Task brief |
For the listing below, give the count of lines containing the string "FAILURES" and nothing else.

--- START OF Task material ---

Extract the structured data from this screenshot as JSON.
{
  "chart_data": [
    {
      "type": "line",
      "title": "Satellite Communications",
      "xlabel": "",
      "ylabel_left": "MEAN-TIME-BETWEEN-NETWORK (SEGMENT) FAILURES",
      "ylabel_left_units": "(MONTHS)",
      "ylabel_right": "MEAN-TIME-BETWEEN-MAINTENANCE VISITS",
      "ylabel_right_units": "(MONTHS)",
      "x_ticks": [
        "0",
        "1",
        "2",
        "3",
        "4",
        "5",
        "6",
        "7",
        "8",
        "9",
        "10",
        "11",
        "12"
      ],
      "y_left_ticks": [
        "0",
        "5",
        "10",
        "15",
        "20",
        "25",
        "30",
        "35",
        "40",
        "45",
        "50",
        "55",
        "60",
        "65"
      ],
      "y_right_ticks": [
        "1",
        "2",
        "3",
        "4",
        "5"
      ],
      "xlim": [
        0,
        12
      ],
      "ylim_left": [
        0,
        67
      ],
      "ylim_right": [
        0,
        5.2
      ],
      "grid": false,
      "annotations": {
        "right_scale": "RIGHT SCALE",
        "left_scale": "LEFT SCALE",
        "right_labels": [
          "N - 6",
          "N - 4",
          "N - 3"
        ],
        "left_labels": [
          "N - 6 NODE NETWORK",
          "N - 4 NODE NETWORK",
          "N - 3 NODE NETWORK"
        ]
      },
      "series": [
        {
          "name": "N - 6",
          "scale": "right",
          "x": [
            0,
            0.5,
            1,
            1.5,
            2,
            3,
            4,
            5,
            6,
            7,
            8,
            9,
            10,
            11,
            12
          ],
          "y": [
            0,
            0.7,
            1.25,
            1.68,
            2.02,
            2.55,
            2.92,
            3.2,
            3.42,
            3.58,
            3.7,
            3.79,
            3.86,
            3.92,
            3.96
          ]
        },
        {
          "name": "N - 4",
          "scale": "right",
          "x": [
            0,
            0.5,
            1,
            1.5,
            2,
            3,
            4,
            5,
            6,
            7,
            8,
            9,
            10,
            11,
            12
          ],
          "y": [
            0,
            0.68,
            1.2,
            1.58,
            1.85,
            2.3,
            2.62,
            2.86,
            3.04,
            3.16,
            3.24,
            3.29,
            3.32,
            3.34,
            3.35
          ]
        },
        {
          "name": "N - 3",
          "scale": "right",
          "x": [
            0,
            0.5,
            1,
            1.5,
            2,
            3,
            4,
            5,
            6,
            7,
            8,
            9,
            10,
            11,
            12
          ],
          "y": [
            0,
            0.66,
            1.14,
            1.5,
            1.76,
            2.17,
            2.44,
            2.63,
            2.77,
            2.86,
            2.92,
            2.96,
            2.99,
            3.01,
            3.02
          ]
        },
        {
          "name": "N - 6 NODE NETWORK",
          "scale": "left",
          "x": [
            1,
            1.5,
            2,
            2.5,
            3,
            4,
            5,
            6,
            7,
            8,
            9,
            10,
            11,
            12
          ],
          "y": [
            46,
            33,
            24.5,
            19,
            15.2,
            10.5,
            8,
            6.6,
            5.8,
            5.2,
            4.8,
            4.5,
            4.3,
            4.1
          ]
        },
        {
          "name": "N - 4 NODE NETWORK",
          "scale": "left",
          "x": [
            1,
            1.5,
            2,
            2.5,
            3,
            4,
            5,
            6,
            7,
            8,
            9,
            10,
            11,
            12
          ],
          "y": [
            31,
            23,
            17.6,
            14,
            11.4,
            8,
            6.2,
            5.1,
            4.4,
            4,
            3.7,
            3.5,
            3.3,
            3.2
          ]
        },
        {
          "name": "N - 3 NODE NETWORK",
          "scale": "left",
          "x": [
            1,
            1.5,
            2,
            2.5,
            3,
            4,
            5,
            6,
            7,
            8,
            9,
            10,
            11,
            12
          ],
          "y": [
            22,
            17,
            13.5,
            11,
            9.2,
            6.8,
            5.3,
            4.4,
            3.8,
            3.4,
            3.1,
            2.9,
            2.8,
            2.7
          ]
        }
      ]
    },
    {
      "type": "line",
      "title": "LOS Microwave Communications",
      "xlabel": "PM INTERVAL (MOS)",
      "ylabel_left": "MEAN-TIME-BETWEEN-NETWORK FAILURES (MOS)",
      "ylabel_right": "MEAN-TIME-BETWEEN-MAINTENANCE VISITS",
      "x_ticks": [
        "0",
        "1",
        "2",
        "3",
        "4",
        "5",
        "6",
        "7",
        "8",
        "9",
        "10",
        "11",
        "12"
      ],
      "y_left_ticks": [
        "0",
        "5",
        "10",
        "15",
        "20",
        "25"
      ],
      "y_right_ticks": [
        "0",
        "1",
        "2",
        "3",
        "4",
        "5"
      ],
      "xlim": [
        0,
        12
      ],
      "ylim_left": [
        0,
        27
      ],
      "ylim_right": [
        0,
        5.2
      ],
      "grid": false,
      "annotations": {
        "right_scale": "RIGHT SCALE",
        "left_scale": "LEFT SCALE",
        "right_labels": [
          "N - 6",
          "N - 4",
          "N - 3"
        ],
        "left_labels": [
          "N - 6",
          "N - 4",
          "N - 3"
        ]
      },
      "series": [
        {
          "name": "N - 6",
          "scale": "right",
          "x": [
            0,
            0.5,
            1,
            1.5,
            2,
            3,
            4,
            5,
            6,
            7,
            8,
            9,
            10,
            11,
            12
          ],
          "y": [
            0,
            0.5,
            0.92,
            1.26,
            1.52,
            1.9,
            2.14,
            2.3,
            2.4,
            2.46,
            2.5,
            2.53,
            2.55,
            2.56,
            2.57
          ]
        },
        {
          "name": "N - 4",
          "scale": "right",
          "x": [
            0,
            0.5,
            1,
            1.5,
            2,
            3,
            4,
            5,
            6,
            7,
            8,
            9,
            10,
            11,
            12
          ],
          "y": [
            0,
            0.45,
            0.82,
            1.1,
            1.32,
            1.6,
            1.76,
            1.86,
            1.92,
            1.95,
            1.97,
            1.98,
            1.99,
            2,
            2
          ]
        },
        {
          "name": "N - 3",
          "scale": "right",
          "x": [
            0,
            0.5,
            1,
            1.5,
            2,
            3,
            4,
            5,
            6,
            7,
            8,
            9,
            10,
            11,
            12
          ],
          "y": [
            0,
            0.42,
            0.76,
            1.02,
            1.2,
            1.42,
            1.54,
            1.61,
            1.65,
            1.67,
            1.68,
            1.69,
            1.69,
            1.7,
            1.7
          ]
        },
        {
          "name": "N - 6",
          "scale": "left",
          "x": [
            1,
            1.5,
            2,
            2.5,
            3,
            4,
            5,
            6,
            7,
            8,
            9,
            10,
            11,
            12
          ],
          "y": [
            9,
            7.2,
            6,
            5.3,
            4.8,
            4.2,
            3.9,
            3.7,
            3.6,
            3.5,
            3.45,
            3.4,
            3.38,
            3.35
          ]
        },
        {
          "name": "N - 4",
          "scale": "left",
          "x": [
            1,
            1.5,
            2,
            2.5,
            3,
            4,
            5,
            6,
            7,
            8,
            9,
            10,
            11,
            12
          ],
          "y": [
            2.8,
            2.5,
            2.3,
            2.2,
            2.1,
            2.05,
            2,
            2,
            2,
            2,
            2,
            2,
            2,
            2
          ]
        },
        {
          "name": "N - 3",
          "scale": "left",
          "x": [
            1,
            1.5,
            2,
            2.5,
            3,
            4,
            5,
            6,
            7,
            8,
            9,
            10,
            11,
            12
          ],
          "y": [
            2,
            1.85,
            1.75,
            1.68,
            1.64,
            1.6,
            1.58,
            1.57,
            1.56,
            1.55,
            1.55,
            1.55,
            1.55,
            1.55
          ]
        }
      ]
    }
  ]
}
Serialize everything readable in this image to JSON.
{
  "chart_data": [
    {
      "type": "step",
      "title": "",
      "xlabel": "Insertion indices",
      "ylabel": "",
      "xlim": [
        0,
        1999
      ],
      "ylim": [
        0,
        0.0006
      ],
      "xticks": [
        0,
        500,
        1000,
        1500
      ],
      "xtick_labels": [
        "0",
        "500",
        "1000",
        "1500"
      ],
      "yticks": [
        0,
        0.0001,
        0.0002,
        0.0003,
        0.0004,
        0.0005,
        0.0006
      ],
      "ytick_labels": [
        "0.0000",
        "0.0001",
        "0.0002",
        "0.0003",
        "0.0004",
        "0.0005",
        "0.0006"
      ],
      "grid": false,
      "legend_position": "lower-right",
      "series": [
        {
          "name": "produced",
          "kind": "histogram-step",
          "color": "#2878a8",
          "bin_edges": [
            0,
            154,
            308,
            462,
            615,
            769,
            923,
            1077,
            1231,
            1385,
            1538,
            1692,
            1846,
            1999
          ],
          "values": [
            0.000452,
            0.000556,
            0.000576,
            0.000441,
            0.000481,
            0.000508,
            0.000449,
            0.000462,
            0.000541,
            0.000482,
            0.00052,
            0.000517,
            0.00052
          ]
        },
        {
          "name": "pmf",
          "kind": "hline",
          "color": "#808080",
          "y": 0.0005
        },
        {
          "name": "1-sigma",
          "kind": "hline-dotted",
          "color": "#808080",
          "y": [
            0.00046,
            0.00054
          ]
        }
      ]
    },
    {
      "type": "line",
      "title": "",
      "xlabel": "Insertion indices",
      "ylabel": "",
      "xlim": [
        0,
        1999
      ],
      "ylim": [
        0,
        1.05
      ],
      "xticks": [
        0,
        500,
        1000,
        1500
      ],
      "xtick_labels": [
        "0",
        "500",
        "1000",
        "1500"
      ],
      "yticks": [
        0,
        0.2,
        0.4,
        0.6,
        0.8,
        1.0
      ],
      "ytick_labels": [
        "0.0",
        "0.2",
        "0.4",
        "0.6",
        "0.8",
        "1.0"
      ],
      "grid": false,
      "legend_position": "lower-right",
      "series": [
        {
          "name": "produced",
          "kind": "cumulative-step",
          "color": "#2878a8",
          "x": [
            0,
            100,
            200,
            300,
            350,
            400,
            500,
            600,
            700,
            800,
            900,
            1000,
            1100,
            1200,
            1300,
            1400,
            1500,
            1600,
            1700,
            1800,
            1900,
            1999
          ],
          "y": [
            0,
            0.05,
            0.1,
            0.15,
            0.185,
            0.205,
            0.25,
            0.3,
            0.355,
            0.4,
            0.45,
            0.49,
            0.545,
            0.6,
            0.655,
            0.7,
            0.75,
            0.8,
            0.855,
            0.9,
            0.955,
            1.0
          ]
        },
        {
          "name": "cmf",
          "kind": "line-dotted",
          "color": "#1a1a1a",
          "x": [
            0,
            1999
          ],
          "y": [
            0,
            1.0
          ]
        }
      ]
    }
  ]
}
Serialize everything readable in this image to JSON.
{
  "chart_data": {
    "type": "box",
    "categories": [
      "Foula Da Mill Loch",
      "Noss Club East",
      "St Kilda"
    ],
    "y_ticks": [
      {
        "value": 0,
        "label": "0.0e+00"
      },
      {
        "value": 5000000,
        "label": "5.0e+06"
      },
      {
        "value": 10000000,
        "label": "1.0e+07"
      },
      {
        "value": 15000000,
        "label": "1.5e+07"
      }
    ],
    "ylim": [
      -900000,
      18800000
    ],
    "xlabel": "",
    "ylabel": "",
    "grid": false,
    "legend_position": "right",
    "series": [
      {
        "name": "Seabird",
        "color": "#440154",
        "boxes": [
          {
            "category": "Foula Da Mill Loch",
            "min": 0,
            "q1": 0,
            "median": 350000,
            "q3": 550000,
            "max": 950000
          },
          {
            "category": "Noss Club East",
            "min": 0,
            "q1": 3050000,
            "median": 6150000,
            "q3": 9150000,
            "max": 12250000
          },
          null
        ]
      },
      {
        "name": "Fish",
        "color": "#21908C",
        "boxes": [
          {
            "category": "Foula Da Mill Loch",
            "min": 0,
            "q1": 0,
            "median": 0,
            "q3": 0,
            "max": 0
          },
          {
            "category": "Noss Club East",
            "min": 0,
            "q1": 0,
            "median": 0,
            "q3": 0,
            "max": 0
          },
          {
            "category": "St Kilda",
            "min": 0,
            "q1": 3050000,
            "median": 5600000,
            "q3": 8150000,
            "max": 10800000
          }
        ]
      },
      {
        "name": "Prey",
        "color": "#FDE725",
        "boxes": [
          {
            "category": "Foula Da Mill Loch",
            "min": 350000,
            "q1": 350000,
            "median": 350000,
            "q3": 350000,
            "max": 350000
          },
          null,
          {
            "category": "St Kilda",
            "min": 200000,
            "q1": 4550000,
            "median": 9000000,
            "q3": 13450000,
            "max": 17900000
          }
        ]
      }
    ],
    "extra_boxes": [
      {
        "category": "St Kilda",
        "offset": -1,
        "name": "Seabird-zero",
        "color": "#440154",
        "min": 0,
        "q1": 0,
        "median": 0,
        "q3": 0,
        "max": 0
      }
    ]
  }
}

--- END OF Task material ---

The response |
2